Work to complete:
From the entries below, report how many lines contain the string "moitié". Give only that number.

(Records)
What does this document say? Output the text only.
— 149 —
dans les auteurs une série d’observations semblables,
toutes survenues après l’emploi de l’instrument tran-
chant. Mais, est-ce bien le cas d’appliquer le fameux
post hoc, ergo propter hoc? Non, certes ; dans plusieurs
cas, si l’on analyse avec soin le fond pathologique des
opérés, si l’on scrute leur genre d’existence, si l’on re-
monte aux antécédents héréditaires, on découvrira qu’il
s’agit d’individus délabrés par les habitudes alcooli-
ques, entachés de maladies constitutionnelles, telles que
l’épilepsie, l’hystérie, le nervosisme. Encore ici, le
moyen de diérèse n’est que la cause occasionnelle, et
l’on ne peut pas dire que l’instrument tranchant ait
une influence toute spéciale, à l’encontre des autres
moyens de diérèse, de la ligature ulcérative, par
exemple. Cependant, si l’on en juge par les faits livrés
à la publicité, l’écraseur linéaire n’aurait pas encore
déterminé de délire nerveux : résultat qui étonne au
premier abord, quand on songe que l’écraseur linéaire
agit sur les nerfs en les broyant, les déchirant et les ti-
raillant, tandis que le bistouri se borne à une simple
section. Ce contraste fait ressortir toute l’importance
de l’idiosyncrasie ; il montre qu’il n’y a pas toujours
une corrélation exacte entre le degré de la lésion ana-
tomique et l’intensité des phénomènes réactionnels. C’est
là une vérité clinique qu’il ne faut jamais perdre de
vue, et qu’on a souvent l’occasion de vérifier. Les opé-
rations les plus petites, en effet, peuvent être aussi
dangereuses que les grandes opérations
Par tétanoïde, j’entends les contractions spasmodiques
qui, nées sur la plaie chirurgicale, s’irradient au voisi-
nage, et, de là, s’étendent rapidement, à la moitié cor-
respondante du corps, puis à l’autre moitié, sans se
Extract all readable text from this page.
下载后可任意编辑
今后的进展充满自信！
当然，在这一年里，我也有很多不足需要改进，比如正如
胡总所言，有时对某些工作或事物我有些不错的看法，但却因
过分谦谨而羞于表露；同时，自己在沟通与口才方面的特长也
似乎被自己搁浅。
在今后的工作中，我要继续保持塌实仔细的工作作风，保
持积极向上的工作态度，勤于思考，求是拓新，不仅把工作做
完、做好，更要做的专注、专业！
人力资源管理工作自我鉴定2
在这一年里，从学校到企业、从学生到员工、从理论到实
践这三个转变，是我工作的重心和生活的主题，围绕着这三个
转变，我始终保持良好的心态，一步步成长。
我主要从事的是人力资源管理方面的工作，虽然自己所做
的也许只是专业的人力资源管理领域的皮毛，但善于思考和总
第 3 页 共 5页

Solution for this exercise:
2